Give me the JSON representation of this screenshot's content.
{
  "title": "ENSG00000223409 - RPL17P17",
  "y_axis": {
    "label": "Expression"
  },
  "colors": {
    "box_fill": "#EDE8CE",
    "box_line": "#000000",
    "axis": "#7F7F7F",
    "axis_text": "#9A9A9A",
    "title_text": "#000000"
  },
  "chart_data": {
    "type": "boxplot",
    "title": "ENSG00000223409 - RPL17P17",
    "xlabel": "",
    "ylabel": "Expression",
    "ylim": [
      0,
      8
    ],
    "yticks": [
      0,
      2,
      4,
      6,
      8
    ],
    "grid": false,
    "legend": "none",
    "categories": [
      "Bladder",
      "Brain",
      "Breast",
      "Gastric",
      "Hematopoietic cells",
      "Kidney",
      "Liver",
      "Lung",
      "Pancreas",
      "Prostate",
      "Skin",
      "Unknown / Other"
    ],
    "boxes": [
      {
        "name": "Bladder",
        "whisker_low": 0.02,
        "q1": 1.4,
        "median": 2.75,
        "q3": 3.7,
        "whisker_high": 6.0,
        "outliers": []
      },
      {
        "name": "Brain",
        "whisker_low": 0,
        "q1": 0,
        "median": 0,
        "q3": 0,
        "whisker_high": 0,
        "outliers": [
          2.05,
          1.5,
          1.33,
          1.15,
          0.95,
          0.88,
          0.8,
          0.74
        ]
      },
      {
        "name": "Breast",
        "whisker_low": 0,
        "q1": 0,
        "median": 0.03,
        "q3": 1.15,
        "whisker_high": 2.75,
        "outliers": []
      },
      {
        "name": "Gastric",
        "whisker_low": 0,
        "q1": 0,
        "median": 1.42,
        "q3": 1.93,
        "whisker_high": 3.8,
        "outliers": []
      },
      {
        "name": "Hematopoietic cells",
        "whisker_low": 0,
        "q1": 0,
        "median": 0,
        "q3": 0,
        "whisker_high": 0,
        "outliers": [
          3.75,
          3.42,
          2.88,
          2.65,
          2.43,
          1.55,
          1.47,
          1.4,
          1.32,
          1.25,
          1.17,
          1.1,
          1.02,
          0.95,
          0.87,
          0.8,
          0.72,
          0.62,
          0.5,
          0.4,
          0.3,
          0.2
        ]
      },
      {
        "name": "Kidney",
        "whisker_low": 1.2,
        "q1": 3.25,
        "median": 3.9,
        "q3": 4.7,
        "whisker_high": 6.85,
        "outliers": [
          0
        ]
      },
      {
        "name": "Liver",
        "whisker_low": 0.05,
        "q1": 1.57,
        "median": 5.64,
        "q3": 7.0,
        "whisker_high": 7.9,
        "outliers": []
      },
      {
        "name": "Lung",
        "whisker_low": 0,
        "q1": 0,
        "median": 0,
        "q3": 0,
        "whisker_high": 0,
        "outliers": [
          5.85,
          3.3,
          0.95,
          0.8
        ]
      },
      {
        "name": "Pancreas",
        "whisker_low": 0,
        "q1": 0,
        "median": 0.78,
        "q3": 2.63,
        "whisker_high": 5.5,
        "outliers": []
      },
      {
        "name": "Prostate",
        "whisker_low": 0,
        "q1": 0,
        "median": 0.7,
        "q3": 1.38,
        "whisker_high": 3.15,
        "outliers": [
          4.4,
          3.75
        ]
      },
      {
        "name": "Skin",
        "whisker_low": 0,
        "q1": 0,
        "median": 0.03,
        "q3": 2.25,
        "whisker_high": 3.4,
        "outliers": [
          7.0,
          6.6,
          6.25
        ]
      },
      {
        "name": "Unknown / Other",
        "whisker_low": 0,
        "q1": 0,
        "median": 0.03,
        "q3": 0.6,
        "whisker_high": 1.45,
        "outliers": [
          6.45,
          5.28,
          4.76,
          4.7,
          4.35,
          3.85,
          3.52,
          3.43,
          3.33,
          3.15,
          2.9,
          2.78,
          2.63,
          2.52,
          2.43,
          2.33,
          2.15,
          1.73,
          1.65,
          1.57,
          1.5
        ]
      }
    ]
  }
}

■ Problem requirements:
Search each line of the data above for "cells", and copy the lines where it occurs.

■ Solution to this task:
      "Hematopoietic cells",
        "name": "Hematopoietic cells",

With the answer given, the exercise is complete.